All of the entries must be reproduced exactly, with no images carried over.

>> BEGIN Dataset excerpts

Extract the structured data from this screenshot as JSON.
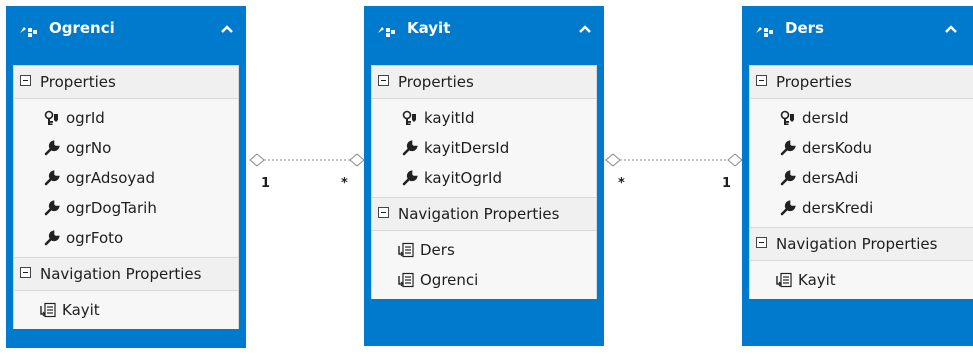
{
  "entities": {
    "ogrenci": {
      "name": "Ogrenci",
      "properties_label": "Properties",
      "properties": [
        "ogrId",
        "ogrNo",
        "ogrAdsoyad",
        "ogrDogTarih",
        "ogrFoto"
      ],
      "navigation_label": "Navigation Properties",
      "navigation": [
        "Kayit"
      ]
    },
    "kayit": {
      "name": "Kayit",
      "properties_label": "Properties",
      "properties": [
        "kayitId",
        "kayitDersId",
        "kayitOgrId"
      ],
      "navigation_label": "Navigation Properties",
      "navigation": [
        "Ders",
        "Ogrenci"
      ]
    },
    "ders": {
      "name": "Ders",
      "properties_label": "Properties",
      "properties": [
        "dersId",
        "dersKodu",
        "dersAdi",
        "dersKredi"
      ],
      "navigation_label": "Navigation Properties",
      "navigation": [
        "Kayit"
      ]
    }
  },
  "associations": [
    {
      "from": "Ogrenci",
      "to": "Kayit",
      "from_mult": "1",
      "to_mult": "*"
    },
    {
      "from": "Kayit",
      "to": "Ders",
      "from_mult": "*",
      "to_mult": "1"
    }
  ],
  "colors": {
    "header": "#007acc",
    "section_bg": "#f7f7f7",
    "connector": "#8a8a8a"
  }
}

>> END Dataset excerpts

▶ **Solution for this problem**
Extract the structured data from this screenshot as JSON.
{
  "entities": {
    "ogrenci": {
      "name": "Ogrenci",
      "properties_label": "Properties",
      "properties": [
        "ogrId",
        "ogrNo",
        "ogrAdsoyad",
        "ogrDogTarih",
        "ogrFoto"
      ],
      "navigation_label": "Navigation Properties",
      "navigation": [
        "Kayit"
      ]
    },
    "kayit": {
      "name": "Kayit",
      "properties_label": "Properties",
      "properties": [
        "kayitId",
        "kayitDersId",
        "kayitOgrId"
      ],
      "navigation_label": "Navigation Properties",
      "navigation": [
        "Ders",
        "Ogrenci"
      ]
    },
    "ders": {
      "name": "Ders",
      "properties_label": "Properties",
      "properties": [
        "dersId",
        "dersKodu",
        "dersAdi",
        "dersKredi"
      ],
      "navigation_label": "Navigation Properties",
      "navigation": [
        "Kayit"
      ]
    }
  },
  "associations": [
    {
      "from": "Ogrenci",
      "to": "Kayit",
      "from_mult": "1",
      "to_mult": "*"
    },
    {
      "from": "Kayit",
      "to": "Ders",
      "from_mult": "*",
      "to_mult": "1"
    }
  ],
  "colors": {
    "header": "#007acc",
    "section_bg": "#f7f7f7",
    "connector": "#8a8a8a"
  }
}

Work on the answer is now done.